## BEGIN Data provided
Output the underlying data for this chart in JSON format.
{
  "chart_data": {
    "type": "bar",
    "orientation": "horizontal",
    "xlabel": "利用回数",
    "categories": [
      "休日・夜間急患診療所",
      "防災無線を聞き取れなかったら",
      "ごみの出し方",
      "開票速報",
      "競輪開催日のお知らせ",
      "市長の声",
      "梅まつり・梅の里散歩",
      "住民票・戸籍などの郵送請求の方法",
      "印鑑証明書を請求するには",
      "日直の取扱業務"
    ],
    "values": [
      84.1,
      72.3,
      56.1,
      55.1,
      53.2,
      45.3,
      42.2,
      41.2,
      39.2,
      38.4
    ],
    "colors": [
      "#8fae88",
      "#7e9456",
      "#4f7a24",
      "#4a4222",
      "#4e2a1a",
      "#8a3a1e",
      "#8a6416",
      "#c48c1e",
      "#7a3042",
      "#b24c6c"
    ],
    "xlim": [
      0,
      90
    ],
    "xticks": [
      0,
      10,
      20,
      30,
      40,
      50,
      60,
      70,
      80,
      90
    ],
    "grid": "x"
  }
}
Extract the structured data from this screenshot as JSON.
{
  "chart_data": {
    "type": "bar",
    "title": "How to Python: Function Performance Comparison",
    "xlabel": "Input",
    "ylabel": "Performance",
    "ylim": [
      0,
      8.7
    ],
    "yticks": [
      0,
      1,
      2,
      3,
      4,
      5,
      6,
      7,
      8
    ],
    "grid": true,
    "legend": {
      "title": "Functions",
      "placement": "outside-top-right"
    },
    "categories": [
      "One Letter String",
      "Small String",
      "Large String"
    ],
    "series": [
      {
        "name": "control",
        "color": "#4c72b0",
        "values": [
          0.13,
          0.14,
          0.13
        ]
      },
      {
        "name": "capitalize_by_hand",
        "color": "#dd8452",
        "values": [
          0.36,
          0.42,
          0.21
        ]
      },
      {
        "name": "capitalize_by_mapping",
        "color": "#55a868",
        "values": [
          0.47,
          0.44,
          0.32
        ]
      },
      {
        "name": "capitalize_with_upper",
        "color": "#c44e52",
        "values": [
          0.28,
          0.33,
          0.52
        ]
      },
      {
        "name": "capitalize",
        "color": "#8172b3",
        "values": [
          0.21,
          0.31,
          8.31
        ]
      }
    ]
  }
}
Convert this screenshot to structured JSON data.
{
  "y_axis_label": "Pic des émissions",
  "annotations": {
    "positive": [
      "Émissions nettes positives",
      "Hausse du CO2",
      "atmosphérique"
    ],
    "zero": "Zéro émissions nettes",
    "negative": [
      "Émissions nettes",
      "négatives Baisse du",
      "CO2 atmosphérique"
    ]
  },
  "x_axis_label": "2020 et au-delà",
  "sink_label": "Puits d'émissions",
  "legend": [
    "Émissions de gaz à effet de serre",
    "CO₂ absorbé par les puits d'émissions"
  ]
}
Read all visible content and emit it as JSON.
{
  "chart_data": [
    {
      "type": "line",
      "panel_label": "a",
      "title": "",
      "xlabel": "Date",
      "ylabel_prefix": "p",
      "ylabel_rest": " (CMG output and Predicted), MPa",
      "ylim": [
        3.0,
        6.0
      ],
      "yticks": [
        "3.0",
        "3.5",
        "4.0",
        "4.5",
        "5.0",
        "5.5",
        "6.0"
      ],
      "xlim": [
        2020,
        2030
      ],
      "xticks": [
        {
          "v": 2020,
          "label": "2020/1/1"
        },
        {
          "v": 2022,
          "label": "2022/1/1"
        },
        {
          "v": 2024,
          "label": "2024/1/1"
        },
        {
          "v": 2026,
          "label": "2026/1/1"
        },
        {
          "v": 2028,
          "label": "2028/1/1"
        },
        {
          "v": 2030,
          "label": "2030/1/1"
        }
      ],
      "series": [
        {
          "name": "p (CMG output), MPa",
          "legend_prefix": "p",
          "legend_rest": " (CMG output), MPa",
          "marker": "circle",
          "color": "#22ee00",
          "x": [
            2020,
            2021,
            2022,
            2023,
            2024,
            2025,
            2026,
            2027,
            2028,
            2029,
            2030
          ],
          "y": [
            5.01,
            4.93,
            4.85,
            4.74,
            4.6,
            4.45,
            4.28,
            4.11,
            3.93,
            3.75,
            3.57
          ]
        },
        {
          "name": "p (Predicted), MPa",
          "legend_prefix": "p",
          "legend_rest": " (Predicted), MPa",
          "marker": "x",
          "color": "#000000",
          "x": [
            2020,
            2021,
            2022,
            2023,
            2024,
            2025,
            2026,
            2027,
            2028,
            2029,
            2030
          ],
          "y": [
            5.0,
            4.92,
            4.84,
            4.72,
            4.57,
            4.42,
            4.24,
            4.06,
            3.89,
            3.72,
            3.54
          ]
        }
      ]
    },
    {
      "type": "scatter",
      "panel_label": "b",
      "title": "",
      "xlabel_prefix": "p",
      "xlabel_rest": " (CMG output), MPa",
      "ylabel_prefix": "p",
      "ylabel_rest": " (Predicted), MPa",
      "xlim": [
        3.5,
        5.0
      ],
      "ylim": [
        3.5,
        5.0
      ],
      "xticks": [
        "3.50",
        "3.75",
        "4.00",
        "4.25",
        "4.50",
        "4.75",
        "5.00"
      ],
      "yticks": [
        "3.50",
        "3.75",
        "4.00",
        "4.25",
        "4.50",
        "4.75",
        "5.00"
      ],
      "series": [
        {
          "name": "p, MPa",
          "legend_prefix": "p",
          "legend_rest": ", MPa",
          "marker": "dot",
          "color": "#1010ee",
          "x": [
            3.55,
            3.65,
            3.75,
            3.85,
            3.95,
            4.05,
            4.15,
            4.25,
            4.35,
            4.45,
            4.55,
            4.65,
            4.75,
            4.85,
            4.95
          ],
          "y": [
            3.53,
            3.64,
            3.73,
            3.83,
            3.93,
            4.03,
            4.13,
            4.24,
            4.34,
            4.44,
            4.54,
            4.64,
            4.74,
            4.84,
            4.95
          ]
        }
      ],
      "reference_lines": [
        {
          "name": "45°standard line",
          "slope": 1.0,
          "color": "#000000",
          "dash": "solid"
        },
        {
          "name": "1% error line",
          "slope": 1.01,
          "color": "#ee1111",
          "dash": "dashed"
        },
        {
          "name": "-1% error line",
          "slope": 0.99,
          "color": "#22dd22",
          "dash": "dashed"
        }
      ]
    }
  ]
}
## END Data provided
_Stated task_
Find the word "title" in the entries above and gather every line that holds it.

_Exercise result_
    "title": "How to Python: Function Performance Comparison",
      "title": "Functions",
      "title": "",
      "title": "",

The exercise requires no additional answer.